• WHAT THE TASK ASKS: Gather from the material every line that contains the string "type".

(Records about charts and figures)

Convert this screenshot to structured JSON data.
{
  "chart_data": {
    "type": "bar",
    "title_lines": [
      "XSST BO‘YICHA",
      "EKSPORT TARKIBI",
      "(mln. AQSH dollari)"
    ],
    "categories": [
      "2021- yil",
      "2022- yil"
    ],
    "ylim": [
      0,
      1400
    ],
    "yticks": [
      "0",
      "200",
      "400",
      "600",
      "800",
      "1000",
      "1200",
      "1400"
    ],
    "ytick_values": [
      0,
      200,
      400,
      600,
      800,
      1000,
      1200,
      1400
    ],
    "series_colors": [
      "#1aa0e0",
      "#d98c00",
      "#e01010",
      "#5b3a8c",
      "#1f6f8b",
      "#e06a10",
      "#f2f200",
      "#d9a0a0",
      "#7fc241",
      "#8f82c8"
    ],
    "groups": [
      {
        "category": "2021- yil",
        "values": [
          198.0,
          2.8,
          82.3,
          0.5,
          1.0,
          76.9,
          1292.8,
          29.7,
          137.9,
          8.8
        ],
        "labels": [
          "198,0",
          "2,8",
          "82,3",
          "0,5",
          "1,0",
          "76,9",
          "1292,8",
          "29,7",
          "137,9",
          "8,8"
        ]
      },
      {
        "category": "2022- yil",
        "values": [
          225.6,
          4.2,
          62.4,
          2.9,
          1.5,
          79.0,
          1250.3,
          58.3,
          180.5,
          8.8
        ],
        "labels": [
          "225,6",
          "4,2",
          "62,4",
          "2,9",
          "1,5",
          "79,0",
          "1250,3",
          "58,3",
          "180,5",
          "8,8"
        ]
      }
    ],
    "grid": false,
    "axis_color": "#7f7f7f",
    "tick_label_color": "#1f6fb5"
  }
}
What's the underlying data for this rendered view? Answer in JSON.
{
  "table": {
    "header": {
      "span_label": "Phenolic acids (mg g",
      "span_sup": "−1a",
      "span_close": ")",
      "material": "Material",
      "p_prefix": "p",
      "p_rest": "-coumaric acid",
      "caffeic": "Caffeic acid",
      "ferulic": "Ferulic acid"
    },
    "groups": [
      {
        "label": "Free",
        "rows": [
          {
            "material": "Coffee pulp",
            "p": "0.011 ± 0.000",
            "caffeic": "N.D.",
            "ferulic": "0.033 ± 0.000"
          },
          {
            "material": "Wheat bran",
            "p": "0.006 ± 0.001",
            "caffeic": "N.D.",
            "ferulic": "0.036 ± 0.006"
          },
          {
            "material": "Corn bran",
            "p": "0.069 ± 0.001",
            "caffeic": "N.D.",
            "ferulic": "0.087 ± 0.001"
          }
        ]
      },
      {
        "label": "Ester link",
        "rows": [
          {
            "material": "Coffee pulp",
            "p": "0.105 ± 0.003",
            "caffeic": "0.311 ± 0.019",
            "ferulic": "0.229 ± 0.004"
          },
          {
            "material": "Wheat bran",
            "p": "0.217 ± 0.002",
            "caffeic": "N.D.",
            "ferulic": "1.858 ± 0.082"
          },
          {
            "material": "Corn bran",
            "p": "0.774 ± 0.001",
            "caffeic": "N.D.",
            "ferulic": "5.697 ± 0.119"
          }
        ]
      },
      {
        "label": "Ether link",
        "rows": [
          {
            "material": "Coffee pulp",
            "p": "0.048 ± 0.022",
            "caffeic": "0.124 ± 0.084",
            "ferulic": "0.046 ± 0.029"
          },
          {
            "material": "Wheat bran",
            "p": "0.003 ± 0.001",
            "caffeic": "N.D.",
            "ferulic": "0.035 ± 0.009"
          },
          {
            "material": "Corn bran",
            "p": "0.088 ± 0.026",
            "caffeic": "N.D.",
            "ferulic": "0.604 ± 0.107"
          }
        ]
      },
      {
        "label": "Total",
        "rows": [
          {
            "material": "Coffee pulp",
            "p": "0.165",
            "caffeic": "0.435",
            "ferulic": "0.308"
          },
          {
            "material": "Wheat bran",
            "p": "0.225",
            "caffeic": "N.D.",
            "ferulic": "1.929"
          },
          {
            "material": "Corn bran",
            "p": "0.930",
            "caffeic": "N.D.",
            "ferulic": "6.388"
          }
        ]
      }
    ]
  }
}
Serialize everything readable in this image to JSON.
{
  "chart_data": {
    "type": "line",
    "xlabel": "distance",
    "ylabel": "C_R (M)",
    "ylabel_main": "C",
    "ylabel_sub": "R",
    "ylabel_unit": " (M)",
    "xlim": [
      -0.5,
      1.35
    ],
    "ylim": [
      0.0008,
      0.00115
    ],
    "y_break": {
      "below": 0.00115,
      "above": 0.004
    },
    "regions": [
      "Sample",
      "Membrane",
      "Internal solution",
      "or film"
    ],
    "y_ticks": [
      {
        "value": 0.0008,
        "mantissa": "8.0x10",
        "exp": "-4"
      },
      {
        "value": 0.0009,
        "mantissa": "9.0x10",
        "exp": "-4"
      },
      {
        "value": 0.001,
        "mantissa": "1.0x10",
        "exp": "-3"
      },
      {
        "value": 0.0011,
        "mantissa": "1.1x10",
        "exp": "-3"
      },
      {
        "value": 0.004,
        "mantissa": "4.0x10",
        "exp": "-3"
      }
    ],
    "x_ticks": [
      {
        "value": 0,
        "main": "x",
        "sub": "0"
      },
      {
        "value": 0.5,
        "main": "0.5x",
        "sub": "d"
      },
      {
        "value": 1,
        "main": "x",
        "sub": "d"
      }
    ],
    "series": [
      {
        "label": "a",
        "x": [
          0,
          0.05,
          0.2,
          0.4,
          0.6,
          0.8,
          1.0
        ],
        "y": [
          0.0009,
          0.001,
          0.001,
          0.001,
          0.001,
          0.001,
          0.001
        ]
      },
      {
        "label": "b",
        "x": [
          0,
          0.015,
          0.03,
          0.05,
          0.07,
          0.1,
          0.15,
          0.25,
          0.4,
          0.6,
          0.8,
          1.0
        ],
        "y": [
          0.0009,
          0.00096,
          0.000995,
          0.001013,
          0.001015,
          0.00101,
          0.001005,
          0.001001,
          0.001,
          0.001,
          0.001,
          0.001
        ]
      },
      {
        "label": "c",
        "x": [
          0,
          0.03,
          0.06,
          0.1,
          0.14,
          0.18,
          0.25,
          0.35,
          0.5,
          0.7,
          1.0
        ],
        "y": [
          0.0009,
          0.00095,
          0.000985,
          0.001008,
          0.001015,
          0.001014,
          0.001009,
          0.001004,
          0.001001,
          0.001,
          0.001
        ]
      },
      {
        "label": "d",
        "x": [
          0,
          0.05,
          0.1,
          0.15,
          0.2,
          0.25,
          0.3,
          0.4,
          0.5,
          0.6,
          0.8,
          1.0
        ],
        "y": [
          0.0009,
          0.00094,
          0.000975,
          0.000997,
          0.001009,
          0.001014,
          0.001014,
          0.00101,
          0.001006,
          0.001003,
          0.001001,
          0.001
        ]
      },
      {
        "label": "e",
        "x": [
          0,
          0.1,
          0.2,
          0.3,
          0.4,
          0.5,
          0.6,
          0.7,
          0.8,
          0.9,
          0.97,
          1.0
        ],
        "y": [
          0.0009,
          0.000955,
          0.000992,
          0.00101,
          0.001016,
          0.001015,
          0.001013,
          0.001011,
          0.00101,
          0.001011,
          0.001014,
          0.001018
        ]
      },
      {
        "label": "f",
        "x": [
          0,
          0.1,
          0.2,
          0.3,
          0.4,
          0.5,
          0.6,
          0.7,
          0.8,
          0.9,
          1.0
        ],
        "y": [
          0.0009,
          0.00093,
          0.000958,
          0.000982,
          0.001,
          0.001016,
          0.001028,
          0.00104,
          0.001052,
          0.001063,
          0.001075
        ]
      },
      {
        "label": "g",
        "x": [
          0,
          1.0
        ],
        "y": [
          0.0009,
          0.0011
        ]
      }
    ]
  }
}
* * *
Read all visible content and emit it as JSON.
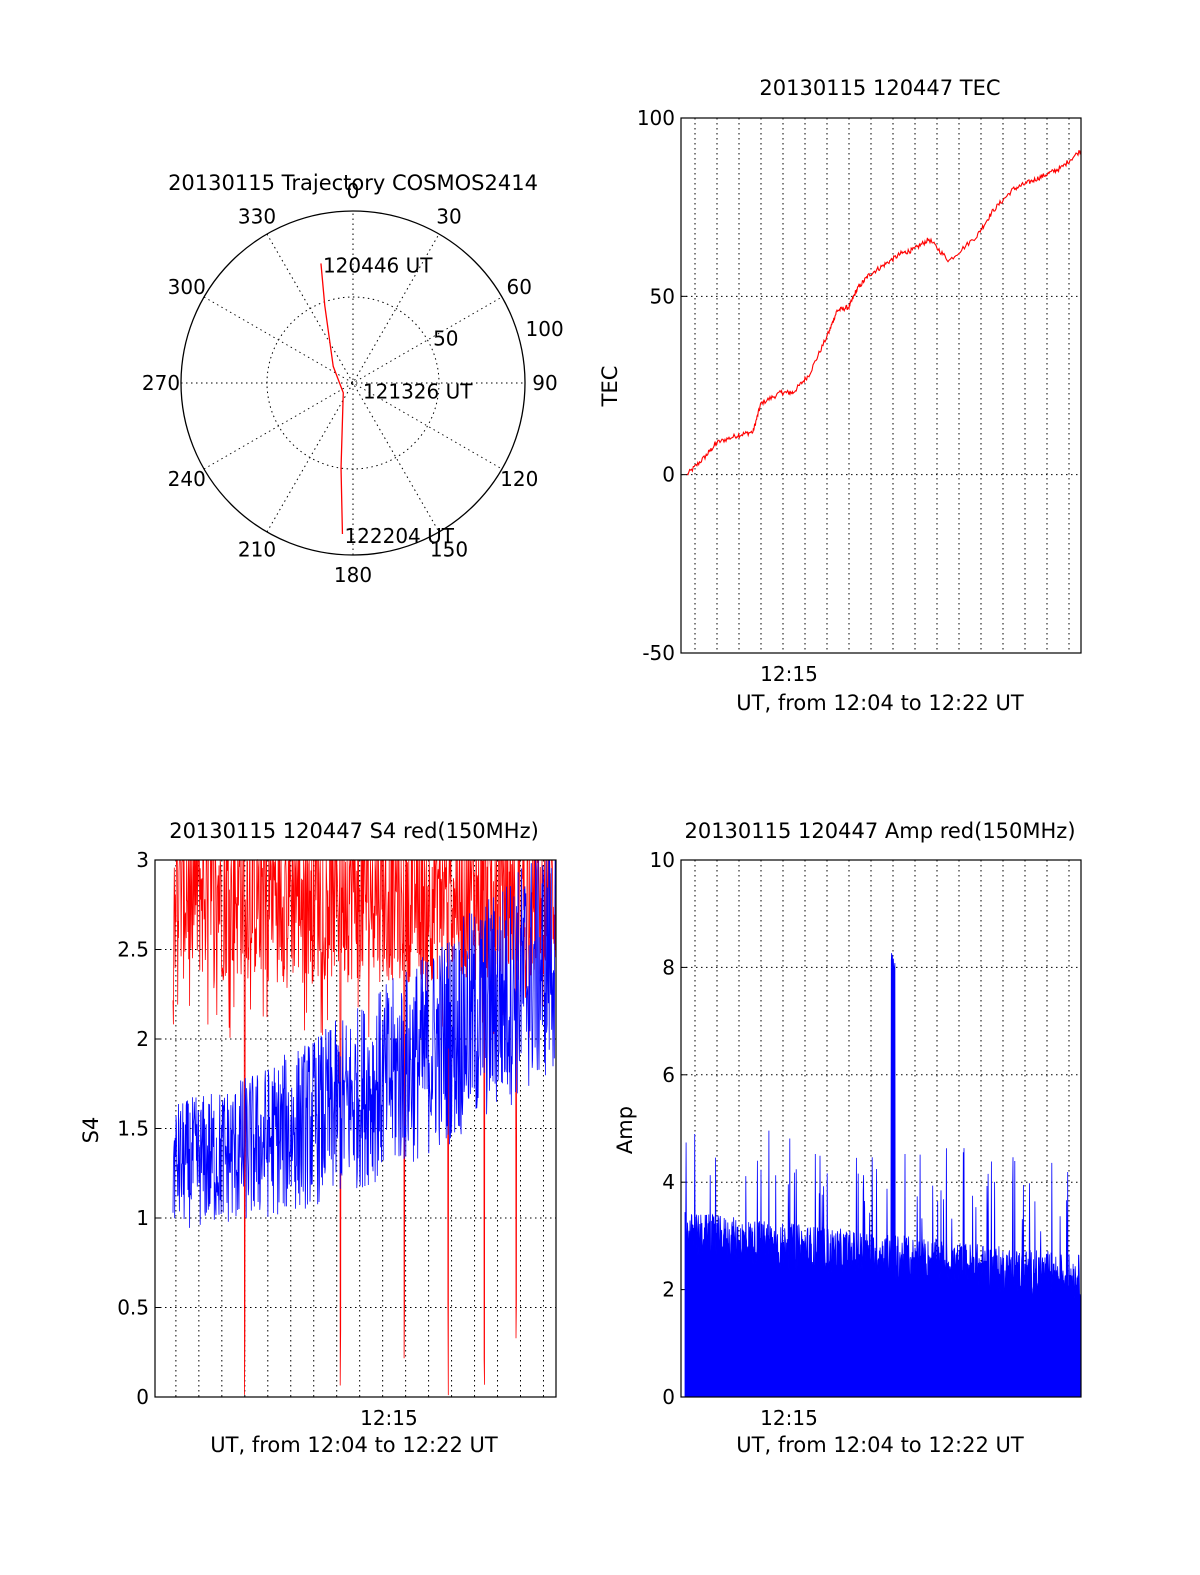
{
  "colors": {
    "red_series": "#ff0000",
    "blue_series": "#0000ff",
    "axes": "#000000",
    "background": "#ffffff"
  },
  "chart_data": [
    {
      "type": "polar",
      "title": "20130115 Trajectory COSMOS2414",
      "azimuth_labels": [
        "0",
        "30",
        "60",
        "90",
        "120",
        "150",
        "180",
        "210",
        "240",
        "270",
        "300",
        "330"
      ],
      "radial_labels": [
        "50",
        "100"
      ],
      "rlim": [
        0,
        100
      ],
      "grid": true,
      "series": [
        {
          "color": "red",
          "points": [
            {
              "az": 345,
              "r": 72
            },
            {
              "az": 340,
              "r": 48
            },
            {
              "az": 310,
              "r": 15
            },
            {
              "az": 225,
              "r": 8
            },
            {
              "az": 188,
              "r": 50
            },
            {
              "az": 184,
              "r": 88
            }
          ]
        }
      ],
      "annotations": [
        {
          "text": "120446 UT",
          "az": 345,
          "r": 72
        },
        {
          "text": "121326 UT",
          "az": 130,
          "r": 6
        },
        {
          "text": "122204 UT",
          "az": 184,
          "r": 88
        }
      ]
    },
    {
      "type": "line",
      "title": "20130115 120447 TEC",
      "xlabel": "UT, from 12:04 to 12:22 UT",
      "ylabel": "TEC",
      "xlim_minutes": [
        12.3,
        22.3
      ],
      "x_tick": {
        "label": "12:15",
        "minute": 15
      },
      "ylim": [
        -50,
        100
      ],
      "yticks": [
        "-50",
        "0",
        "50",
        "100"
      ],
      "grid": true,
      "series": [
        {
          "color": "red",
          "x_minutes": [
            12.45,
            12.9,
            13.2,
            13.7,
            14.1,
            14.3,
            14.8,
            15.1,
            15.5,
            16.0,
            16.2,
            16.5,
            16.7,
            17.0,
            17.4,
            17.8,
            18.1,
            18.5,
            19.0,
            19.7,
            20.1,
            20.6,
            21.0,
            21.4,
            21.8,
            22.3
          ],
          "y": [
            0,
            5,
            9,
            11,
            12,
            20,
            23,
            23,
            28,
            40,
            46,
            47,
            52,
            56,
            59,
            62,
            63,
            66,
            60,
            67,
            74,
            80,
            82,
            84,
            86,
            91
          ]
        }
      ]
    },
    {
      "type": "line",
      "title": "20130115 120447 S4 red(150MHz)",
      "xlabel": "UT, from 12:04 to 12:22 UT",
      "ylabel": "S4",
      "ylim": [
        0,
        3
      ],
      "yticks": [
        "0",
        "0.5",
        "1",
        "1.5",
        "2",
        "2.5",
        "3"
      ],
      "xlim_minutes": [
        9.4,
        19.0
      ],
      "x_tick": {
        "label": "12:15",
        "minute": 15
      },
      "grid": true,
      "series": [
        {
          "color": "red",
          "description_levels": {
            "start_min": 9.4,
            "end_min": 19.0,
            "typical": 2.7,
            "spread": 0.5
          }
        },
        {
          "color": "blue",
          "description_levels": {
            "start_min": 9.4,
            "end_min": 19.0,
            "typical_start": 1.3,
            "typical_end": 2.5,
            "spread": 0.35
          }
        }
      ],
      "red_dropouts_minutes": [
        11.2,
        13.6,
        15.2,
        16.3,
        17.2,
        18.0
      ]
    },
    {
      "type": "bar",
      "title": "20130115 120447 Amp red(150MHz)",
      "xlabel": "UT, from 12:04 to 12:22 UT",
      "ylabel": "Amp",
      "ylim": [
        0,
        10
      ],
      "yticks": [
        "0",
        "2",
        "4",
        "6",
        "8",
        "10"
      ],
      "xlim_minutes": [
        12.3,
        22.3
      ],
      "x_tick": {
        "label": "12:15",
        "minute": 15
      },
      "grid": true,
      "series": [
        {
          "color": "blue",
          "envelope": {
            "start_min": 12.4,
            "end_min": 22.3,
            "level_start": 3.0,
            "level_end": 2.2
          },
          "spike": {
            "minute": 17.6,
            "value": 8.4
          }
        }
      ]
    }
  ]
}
...
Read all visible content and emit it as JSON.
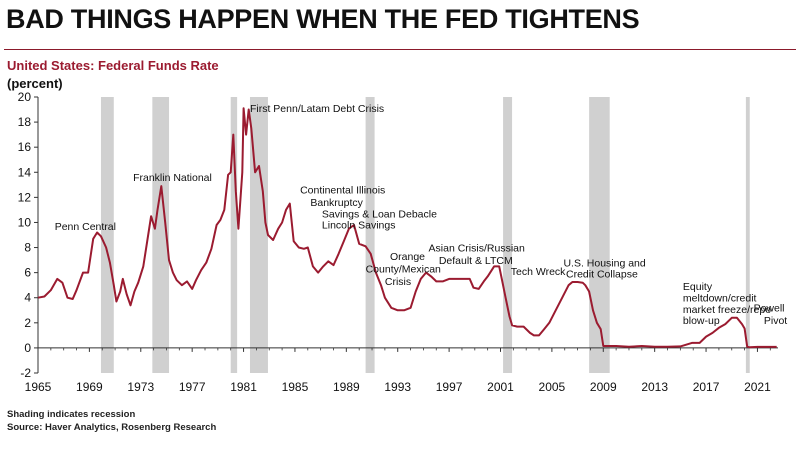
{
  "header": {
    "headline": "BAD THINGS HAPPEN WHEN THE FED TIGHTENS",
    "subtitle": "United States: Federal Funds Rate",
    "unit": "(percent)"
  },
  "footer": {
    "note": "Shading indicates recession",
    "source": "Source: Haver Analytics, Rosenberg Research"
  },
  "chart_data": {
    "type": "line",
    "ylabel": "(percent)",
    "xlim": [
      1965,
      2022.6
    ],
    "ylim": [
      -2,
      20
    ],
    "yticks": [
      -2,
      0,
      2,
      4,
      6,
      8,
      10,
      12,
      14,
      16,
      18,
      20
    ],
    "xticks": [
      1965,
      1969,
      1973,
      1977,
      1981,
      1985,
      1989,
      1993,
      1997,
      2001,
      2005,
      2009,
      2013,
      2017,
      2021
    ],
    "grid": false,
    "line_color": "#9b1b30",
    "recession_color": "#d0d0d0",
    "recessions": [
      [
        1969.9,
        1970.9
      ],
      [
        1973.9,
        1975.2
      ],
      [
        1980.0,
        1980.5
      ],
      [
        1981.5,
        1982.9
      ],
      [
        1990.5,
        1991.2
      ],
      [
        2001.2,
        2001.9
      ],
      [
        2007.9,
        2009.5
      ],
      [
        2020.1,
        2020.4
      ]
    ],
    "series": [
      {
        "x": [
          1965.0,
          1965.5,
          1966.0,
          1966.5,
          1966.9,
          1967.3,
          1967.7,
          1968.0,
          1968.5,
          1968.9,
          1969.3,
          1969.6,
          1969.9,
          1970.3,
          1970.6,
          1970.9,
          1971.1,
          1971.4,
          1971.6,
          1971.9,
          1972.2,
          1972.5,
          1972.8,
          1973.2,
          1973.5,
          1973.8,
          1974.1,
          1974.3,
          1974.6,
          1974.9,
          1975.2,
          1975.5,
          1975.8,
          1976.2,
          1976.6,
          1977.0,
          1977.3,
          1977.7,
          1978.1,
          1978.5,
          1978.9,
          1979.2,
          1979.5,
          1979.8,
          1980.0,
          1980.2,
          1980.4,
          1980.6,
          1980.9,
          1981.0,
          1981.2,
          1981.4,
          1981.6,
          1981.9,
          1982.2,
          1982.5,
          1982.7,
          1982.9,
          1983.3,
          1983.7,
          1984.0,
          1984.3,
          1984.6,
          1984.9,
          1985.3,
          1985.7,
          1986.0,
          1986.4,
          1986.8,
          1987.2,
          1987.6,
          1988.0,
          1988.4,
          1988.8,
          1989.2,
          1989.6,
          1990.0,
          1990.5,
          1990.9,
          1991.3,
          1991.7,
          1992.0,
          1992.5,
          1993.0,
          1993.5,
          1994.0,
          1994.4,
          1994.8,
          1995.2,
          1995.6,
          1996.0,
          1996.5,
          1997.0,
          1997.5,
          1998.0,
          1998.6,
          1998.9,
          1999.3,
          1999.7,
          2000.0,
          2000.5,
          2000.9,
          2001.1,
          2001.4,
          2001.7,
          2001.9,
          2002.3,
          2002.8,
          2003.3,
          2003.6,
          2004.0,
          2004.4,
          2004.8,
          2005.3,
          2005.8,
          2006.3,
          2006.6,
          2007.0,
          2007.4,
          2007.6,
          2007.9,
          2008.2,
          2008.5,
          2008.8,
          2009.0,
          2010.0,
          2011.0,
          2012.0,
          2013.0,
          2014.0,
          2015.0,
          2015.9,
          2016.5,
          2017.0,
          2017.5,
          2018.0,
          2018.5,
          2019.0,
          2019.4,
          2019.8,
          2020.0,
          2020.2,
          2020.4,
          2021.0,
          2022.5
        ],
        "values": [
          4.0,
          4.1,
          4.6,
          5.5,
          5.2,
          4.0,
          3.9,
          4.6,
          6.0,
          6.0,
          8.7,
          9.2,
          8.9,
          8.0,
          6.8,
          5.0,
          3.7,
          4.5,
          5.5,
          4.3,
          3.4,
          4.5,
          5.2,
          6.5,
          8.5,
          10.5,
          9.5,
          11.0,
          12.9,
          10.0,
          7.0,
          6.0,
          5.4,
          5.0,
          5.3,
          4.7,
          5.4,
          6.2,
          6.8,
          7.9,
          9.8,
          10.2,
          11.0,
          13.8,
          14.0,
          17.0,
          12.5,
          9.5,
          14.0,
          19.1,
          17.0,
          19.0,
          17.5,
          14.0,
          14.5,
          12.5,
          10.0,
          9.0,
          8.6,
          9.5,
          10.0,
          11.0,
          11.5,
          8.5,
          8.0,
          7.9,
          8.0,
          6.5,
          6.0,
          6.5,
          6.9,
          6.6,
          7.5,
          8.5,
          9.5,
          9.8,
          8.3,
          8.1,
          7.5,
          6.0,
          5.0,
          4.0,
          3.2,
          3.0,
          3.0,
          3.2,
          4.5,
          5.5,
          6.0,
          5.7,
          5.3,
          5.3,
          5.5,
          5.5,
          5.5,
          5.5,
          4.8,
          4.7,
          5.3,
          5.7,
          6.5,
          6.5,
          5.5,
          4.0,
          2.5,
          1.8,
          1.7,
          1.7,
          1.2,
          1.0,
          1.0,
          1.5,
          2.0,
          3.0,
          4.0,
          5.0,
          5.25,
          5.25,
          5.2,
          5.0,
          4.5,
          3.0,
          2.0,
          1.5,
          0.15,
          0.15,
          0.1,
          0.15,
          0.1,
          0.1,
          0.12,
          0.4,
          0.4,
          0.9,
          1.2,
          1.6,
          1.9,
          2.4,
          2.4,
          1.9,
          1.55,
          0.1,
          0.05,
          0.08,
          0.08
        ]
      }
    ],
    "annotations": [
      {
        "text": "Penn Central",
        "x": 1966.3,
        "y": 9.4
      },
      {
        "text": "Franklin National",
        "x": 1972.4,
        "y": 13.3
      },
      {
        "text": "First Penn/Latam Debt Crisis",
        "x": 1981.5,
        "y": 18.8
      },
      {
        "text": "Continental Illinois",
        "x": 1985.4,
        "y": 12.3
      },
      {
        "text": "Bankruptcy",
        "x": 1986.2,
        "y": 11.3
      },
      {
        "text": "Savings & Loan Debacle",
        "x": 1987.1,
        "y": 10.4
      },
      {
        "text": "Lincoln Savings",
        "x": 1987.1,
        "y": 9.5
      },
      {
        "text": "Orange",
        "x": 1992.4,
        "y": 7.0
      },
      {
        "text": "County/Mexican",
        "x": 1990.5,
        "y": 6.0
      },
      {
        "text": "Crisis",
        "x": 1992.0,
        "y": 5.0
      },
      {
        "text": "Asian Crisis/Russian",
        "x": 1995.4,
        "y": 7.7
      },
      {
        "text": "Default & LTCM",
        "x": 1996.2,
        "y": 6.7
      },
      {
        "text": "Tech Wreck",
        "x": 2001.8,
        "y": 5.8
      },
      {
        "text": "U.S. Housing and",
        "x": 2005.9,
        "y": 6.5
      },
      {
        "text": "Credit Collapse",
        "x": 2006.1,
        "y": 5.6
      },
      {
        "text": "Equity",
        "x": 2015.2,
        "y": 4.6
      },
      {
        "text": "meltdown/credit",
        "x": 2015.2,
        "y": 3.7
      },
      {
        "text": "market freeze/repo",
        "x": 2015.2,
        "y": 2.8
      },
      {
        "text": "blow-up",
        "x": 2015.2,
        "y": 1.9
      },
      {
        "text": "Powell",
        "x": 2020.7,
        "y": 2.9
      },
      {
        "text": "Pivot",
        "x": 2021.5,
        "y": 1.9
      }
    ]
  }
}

• THE ANSWER:
    "type": "bar",
    "type": "line",
      "type": "polar",
      "type": "line",
      "type": "line",
      "type": "bar",
    "type": "line",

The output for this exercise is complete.